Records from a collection
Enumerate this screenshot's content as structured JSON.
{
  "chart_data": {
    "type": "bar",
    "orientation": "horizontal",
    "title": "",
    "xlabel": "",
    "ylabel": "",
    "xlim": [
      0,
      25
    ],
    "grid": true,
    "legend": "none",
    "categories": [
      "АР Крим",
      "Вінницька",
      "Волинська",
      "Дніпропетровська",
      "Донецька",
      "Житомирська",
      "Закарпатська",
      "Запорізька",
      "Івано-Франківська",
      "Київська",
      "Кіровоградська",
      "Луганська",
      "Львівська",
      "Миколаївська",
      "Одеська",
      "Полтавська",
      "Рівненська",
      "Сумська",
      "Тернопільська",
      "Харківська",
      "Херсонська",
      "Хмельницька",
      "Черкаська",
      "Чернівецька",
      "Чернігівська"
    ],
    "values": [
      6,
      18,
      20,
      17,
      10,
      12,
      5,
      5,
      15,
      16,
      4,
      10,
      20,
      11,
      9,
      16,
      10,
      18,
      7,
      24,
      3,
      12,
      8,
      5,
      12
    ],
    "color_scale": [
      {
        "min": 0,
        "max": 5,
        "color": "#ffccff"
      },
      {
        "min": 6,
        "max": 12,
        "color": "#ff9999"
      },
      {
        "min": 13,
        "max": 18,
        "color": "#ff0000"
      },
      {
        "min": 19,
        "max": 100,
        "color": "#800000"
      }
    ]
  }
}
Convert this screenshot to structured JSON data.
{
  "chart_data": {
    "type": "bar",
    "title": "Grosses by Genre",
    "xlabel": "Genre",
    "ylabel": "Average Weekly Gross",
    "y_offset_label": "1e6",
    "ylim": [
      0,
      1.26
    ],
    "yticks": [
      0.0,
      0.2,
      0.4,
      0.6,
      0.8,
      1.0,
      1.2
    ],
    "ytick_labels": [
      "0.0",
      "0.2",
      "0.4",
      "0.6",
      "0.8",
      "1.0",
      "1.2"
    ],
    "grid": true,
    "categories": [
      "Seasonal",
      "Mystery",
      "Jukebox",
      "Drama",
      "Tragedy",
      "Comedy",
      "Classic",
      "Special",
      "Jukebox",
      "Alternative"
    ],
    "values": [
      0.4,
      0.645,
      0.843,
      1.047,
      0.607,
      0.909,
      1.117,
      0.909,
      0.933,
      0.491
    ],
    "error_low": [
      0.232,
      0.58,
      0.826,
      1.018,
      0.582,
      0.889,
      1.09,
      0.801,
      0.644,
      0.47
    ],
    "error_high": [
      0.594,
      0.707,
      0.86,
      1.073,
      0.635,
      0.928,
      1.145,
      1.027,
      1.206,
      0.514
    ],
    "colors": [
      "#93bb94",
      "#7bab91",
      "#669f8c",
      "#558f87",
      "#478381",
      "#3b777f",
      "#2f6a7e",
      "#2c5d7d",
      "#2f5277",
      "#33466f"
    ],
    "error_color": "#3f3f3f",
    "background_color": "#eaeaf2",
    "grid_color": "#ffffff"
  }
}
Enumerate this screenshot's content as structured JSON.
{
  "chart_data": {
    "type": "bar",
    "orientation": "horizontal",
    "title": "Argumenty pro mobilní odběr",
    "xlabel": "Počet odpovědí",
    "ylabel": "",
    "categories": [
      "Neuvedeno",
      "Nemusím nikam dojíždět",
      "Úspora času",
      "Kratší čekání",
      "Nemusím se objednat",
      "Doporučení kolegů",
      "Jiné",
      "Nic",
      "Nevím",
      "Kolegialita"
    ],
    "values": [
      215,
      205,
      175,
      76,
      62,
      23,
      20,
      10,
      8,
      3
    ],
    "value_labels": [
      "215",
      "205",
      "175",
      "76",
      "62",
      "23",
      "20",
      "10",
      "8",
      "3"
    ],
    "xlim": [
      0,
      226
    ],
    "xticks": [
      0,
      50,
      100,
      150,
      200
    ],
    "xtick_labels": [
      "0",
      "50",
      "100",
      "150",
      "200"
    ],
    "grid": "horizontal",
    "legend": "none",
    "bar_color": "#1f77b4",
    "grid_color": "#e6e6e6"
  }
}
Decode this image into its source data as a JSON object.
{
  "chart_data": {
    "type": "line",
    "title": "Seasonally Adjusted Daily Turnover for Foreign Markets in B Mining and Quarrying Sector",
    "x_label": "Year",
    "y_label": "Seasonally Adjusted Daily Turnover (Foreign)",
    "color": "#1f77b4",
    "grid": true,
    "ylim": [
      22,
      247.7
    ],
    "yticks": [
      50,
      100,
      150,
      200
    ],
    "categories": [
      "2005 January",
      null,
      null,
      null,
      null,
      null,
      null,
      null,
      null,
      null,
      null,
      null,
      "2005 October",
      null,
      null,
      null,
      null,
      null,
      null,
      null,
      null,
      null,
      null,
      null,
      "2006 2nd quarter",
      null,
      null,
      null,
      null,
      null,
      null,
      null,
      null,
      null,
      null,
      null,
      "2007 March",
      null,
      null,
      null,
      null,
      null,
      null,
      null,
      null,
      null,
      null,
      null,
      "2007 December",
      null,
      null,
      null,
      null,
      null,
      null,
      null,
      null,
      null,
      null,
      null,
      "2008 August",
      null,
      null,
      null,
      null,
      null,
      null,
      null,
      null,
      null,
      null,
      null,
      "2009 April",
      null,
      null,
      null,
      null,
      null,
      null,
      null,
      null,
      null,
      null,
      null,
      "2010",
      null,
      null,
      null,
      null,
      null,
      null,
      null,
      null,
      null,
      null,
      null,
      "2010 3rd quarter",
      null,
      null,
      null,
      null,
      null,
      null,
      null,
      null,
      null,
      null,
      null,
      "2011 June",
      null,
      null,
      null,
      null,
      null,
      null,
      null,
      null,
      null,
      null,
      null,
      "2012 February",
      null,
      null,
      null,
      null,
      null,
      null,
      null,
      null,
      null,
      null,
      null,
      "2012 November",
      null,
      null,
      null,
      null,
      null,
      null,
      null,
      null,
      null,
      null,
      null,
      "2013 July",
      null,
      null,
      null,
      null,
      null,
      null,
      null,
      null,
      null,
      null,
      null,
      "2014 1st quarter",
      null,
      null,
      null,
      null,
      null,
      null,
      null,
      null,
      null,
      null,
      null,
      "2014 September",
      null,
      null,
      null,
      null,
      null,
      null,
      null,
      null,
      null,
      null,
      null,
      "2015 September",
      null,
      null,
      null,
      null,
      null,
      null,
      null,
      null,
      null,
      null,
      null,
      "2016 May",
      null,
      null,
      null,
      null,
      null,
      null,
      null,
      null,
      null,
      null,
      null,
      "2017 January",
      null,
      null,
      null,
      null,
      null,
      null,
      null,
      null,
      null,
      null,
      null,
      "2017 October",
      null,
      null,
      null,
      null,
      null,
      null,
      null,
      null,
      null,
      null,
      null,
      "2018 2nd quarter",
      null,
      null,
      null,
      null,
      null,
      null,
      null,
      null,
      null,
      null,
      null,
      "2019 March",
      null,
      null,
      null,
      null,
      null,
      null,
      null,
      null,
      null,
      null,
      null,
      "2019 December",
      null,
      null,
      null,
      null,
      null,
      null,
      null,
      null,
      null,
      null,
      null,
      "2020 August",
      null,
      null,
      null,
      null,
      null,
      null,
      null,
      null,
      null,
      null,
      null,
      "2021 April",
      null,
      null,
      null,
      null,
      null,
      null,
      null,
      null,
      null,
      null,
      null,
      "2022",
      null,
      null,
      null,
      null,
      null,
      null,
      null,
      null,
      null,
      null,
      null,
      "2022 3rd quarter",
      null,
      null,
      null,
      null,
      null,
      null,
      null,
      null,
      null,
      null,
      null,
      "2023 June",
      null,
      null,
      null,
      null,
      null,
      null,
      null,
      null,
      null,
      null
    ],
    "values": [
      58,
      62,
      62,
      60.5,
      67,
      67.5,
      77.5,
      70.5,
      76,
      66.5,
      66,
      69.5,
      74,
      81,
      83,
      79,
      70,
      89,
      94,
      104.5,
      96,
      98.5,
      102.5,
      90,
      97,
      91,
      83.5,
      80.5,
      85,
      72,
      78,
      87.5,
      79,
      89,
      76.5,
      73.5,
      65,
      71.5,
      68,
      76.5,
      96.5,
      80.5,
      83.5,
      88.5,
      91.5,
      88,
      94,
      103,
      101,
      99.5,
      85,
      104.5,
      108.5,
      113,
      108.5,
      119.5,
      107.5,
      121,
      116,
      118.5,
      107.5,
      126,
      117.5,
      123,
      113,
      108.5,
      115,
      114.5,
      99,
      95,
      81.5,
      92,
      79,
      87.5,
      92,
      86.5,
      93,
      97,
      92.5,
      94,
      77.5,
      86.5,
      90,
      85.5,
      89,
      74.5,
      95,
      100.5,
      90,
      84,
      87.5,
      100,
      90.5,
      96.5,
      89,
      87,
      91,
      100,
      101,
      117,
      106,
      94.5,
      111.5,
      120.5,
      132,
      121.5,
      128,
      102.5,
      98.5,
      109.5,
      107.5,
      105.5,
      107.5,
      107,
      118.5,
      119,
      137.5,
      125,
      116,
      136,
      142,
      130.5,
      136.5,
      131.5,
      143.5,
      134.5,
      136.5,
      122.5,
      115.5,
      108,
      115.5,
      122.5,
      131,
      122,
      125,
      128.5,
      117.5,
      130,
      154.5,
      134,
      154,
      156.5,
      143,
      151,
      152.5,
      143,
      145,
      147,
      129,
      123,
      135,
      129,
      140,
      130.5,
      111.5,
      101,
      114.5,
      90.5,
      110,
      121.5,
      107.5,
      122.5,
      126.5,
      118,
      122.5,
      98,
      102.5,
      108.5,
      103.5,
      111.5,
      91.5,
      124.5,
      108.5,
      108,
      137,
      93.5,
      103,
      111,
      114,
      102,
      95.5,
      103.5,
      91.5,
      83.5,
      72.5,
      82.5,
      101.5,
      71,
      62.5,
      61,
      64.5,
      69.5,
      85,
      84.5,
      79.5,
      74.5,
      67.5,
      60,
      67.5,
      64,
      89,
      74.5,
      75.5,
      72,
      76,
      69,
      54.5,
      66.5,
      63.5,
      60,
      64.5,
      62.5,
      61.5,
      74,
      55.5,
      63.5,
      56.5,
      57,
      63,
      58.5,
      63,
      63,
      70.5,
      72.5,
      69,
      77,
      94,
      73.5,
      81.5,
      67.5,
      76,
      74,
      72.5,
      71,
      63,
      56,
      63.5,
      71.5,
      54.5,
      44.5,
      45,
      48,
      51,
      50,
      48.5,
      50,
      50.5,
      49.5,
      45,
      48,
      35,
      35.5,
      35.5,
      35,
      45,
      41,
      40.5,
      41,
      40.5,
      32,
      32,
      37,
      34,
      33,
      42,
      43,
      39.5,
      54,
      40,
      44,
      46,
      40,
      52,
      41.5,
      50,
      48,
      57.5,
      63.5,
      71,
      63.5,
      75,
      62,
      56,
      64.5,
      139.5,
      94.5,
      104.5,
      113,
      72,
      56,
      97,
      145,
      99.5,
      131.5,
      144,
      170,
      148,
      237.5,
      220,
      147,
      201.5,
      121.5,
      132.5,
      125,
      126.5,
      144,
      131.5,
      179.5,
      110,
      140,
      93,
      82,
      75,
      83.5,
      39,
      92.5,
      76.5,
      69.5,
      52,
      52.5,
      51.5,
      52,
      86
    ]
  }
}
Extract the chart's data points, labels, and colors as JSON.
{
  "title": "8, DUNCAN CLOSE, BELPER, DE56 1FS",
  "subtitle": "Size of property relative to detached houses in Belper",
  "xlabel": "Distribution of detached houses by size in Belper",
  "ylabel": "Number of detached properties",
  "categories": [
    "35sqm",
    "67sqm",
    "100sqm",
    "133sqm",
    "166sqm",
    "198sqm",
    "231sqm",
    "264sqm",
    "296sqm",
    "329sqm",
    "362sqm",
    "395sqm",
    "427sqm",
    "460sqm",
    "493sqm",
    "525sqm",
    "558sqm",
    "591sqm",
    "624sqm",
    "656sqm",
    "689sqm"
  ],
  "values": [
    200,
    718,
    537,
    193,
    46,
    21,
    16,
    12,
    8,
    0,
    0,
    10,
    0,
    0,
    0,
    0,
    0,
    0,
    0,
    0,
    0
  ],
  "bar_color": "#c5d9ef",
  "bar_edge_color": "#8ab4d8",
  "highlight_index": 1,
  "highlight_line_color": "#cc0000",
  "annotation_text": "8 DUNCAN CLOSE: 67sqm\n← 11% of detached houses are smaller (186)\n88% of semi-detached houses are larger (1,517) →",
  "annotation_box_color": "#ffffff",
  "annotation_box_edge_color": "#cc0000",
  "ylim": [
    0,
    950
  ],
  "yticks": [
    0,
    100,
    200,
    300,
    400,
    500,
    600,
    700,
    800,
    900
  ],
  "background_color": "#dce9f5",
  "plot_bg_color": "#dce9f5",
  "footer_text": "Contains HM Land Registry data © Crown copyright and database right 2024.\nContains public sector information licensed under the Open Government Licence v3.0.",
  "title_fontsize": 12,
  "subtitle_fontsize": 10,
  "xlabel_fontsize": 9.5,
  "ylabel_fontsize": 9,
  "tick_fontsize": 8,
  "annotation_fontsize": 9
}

Exercise description
Identify every line holding the word "houses" and copy it out.

The completed task
  "subtitle": "Size of property relative to detached houses in Belper",
  "xlabel": "Distribution of detached houses by size in Belper",
  "annotation_text": "8 DUNCAN CLOSE: 67sqm\n← 11% of detached houses are smaller (186)\n88% of semi-detached houses are larger (1,517) →",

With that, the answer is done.